Task to complete>
Return every line of the records below verbatim, with no pictures in the copy.

Supplied records>
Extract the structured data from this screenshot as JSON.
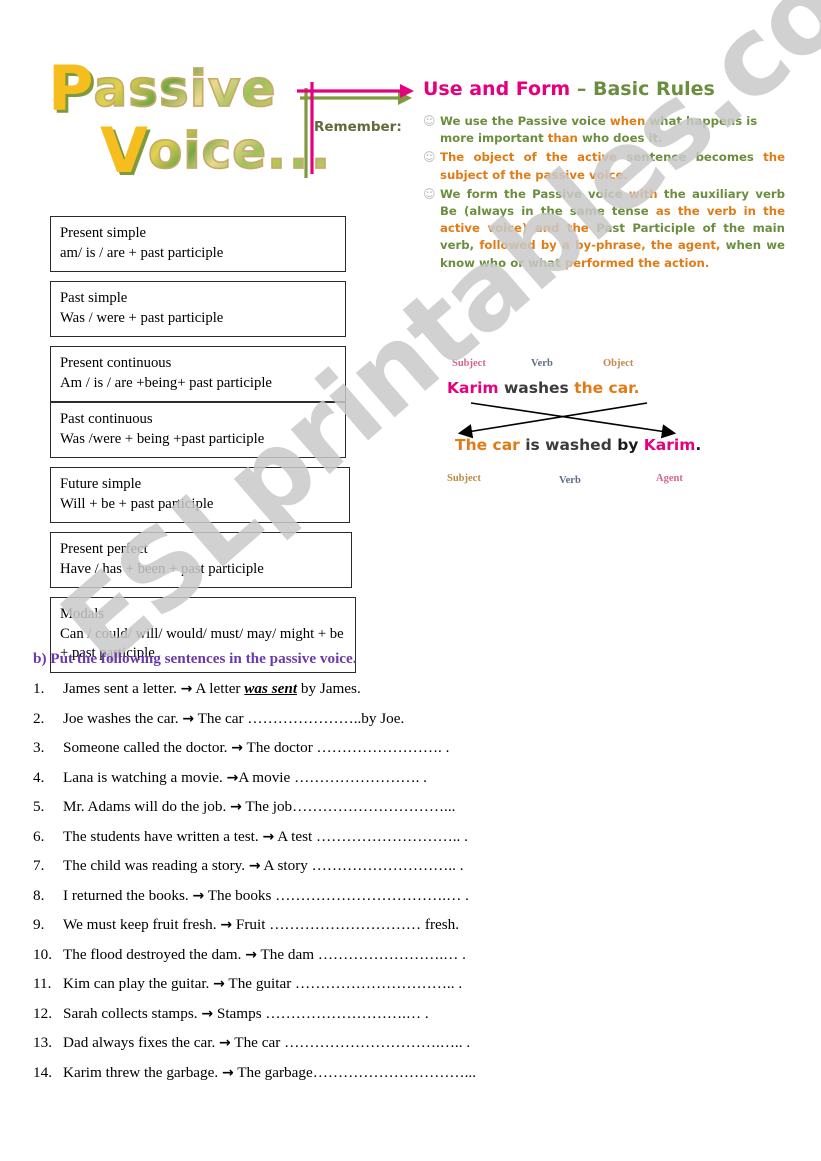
{
  "title": {
    "line1_cap": "P",
    "line1_rest": "assive",
    "line2_cap": "V",
    "line2_rest": "oice",
    "line2_dots": "..."
  },
  "remember": {
    "label": "Remember:"
  },
  "rules": {
    "heading_pink": "Use and Form",
    "heading_dash": "–",
    "heading_olive": "Basic Rules",
    "smiley": "☺",
    "items": [
      {
        "segments": [
          {
            "text": "We use the Passive voice ",
            "color": "olive"
          },
          {
            "text": "when",
            "color": "orange"
          },
          {
            "text": " what happens is more important ",
            "color": "olive"
          },
          {
            "text": "than",
            "color": "orange"
          },
          {
            "text": " who does it.",
            "color": "olive"
          }
        ]
      },
      {
        "segments": [
          {
            "text": "The object of the active ",
            "color": "orange"
          },
          {
            "text": "sentence becomes",
            "color": "olive"
          },
          {
            "text": " the subject of the passive voice.",
            "color": "orange"
          }
        ]
      },
      {
        "segments": [
          {
            "text": "We form the Passive voice ",
            "color": "olive"
          },
          {
            "text": "with",
            "color": "orange"
          },
          {
            "text": " the auxiliary verb Be (always in the same tense ",
            "color": "olive"
          },
          {
            "text": "as the verb in the active voice) and the ",
            "color": "orange"
          },
          {
            "text": "Past Participle of the main verb, ",
            "color": "olive"
          },
          {
            "text": "followed by a by-phrase, the agent, ",
            "color": "orange"
          },
          {
            "text": "when we know who or what ",
            "color": "olive"
          },
          {
            "text": "performed the action.",
            "color": "orange"
          }
        ]
      }
    ]
  },
  "diagram": {
    "label_subject_top": "Subject",
    "label_verb_top": "Verb",
    "label_object_top": "Object",
    "label_subject_bottom": "Subject",
    "label_verb_bottom": "Verb",
    "label_agent_bottom": "Agent",
    "active": {
      "subject": "Karim",
      "verb": " washes ",
      "object": "the car",
      "period": "."
    },
    "passive": {
      "subject": "The car",
      "verb": " is washed ",
      "by": "by ",
      "agent": "Karim",
      "period": "."
    }
  },
  "tense_boxes": [
    {
      "name": "Present simple",
      "form": "am/ is / are + past participle"
    },
    {
      "name": "Past simple",
      "form": "Was / were + past participle"
    },
    {
      "name": "Present continuous",
      "form": "Am / is / are +being+ past participle"
    },
    {
      "name": "Past continuous",
      "form": "Was /were + being +past participle"
    },
    {
      "name": "Future simple",
      "form": "Will + be + past participle"
    },
    {
      "name": "Present perfect",
      "form": "Have / has + been + past participle"
    },
    {
      "name": "Modals",
      "form": "Can / could/ will/ would/ must/ may/ might + be + past participle"
    }
  ],
  "exercise": {
    "heading": "b)  Put the following sentences in the passive voice.",
    "arrow": "→",
    "items": [
      {
        "num": "1.",
        "active": "James sent a letter.",
        "prompt": " A letter ",
        "answer": "was sent",
        "tail": " by James."
      },
      {
        "num": "2.",
        "active": "Joe washes the car.",
        "prompt": " The car ",
        "answer": "",
        "tail": " …………………..by Joe."
      },
      {
        "num": "3.",
        "active": "Someone called the doctor.",
        "prompt": " The doctor ",
        "answer": "",
        "tail": " …………………….  ."
      },
      {
        "num": "4.",
        "active": "Lana is watching a movie.",
        "prompt": "A movie ",
        "answer": "",
        "tail": " …………………….    ."
      },
      {
        "num": "5.",
        "active": "Mr. Adams will do the job.",
        "prompt": " The job",
        "answer": "",
        "tail": "…………………………..."
      },
      {
        "num": "6.",
        "active": "The students have written a test.",
        "prompt": " A test ",
        "answer": "",
        "tail": " ………………………..  ."
      },
      {
        "num": "7.",
        "active": "The child was reading a story.",
        "prompt": " A story ",
        "answer": "",
        "tail": " ………………………..   ."
      },
      {
        "num": "8.",
        "active": "I returned the books.",
        "prompt": " The books ",
        "answer": "",
        "tail": " …………………………….…  ."
      },
      {
        "num": "9.",
        "active": "We must keep fruit fresh.",
        "prompt": " Fruit ",
        "answer": "",
        "tail": " …………………………    fresh."
      },
      {
        "num": "10.",
        "active": "The flood destroyed the dam.",
        "prompt": " The dam ",
        "answer": "",
        "tail": " …………………….…  ."
      },
      {
        "num": "11.",
        "active": "Kim can play the guitar.",
        "prompt": " The guitar ",
        "answer": "",
        "tail": " …………………………..   ."
      },
      {
        "num": "12.",
        "active": "Sarah collects stamps.",
        "prompt": " Stamps ",
        "answer": "",
        "tail": " ……………………….…     ."
      },
      {
        "num": "13.",
        "active": "Dad always fixes the car.",
        "prompt": " The car ",
        "answer": "",
        "tail": " ………………………….…..   ."
      },
      {
        "num": "14.",
        "active": "Karim threw the garbage.",
        "prompt": " The garbage",
        "answer": "",
        "tail": "…………………………..."
      }
    ]
  },
  "watermark": {
    "text": "ESLprintables.com"
  },
  "colors": {
    "pink": "#E5007D",
    "olive": "#6B8E3E",
    "orange": "#E07B15",
    "purple": "#6A3BA8",
    "gold": "#F5BE1E"
  }
}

Output of the exercise>
Extract the structured data from this screenshot as JSON.
{
  "title": {
    "line1_cap": "P",
    "line1_rest": "assive",
    "line2_cap": "V",
    "line2_rest": "oice",
    "line2_dots": "..."
  },
  "remember": {
    "label": "Remember:"
  },
  "rules": {
    "heading_pink": "Use and Form",
    "heading_dash": "–",
    "heading_olive": "Basic Rules",
    "smiley": "☺",
    "items": [
      {
        "segments": [
          {
            "text": "We use the Passive voice ",
            "color": "olive"
          },
          {
            "text": "when",
            "color": "orange"
          },
          {
            "text": " what happens is more important ",
            "color": "olive"
          },
          {
            "text": "than",
            "color": "orange"
          },
          {
            "text": " who does it.",
            "color": "olive"
          }
        ]
      },
      {
        "segments": [
          {
            "text": "The object of the active ",
            "color": "orange"
          },
          {
            "text": "sentence becomes",
            "color": "olive"
          },
          {
            "text": " the subject of the passive voice.",
            "color": "orange"
          }
        ]
      },
      {
        "segments": [
          {
            "text": "We form the Passive voice ",
            "color": "olive"
          },
          {
            "text": "with",
            "color": "orange"
          },
          {
            "text": " the auxiliary verb Be (always in the same tense ",
            "color": "olive"
          },
          {
            "text": "as the verb in the active voice) and the ",
            "color": "orange"
          },
          {
            "text": "Past Participle of the main verb, ",
            "color": "olive"
          },
          {
            "text": "followed by a by-phrase, the agent, ",
            "color": "orange"
          },
          {
            "text": "when we know who or what ",
            "color": "olive"
          },
          {
            "text": "performed the action.",
            "color": "orange"
          }
        ]
      }
    ]
  },
  "diagram": {
    "label_subject_top": "Subject",
    "label_verb_top": "Verb",
    "label_object_top": "Object",
    "label_subject_bottom": "Subject",
    "label_verb_bottom": "Verb",
    "label_agent_bottom": "Agent",
    "active": {
      "subject": "Karim",
      "verb": " washes ",
      "object": "the car",
      "period": "."
    },
    "passive": {
      "subject": "The car",
      "verb": " is washed ",
      "by": "by ",
      "agent": "Karim",
      "period": "."
    }
  },
  "tense_boxes": [
    {
      "name": "Present simple",
      "form": "am/ is / are + past participle"
    },
    {
      "name": "Past simple",
      "form": "Was / were + past participle"
    },
    {
      "name": "Present continuous",
      "form": "Am / is / are +being+ past participle"
    },
    {
      "name": "Past continuous",
      "form": "Was /were + being +past participle"
    },
    {
      "name": "Future simple",
      "form": "Will + be + past participle"
    },
    {
      "name": "Present perfect",
      "form": "Have / has + been + past participle"
    },
    {
      "name": "Modals",
      "form": "Can / could/ will/ would/ must/ may/ might + be + past participle"
    }
  ],
  "exercise": {
    "heading": "b)  Put the following sentences in the passive voice.",
    "arrow": "→",
    "items": [
      {
        "num": "1.",
        "active": "James sent a letter.",
        "prompt": " A letter ",
        "answer": "was sent",
        "tail": " by James."
      },
      {
        "num": "2.",
        "active": "Joe washes the car.",
        "prompt": " The car ",
        "answer": "",
        "tail": " …………………..by Joe."
      },
      {
        "num": "3.",
        "active": "Someone called the doctor.",
        "prompt": " The doctor ",
        "answer": "",
        "tail": " …………………….  ."
      },
      {
        "num": "4.",
        "active": "Lana is watching a movie.",
        "prompt": "A movie ",
        "answer": "",
        "tail": " …………………….    ."
      },
      {
        "num": "5.",
        "active": "Mr. Adams will do the job.",
        "prompt": " The job",
        "answer": "",
        "tail": "…………………………..."
      },
      {
        "num": "6.",
        "active": "The students have written a test.",
        "prompt": " A test ",
        "answer": "",
        "tail": " ………………………..  ."
      },
      {
        "num": "7.",
        "active": "The child was reading a story.",
        "prompt": " A story ",
        "answer": "",
        "tail": " ………………………..   ."
      },
      {
        "num": "8.",
        "active": "I returned the books.",
        "prompt": " The books ",
        "answer": "",
        "tail": " …………………………….…  ."
      },
      {
        "num": "9.",
        "active": "We must keep fruit fresh.",
        "prompt": " Fruit ",
        "answer": "",
        "tail": " …………………………    fresh."
      },
      {
        "num": "10.",
        "active": "The flood destroyed the dam.",
        "prompt": " The dam ",
        "answer": "",
        "tail": " …………………….…  ."
      },
      {
        "num": "11.",
        "active": "Kim can play the guitar.",
        "prompt": " The guitar ",
        "answer": "",
        "tail": " …………………………..   ."
      },
      {
        "num": "12.",
        "active": "Sarah collects stamps.",
        "prompt": " Stamps ",
        "answer": "",
        "tail": " ……………………….…     ."
      },
      {
        "num": "13.",
        "active": "Dad always fixes the car.",
        "prompt": " The car ",
        "answer": "",
        "tail": " ………………………….…..   ."
      },
      {
        "num": "14.",
        "active": "Karim threw the garbage.",
        "prompt": " The garbage",
        "answer": "",
        "tail": "…………………………..."
      }
    ]
  },
  "watermark": {
    "text": "ESLprintables.com"
  },
  "colors": {
    "pink": "#E5007D",
    "olive": "#6B8E3E",
    "orange": "#E07B15",
    "purple": "#6A3BA8",
    "gold": "#F5BE1E"
  }
}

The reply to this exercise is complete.